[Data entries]
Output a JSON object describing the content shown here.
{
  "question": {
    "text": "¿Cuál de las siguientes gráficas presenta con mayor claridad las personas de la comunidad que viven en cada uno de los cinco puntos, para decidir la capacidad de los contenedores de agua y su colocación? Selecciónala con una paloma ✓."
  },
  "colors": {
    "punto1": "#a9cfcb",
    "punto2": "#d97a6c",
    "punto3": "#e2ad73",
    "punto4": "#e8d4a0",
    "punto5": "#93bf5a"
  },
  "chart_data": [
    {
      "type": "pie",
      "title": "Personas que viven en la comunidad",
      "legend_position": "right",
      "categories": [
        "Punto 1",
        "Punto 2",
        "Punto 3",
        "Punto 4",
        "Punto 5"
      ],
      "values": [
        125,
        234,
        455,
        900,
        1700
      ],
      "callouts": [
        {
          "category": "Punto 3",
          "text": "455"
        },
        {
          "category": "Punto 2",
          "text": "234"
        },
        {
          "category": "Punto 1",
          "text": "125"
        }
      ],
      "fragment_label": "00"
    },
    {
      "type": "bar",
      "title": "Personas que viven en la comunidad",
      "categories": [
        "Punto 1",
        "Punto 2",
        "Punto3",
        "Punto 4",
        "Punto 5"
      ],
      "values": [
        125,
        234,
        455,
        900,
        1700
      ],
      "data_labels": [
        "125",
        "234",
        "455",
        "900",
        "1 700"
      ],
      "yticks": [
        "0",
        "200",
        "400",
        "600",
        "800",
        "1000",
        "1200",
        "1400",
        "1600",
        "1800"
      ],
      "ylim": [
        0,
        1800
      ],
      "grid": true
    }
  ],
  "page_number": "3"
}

▸ **Given request**: Copy out every line of the listing that contains the string "category".

▸ **Output for this exercise**:
          "category": "Punto 3",
          "category": "Punto 2",
          "category": "Punto 1",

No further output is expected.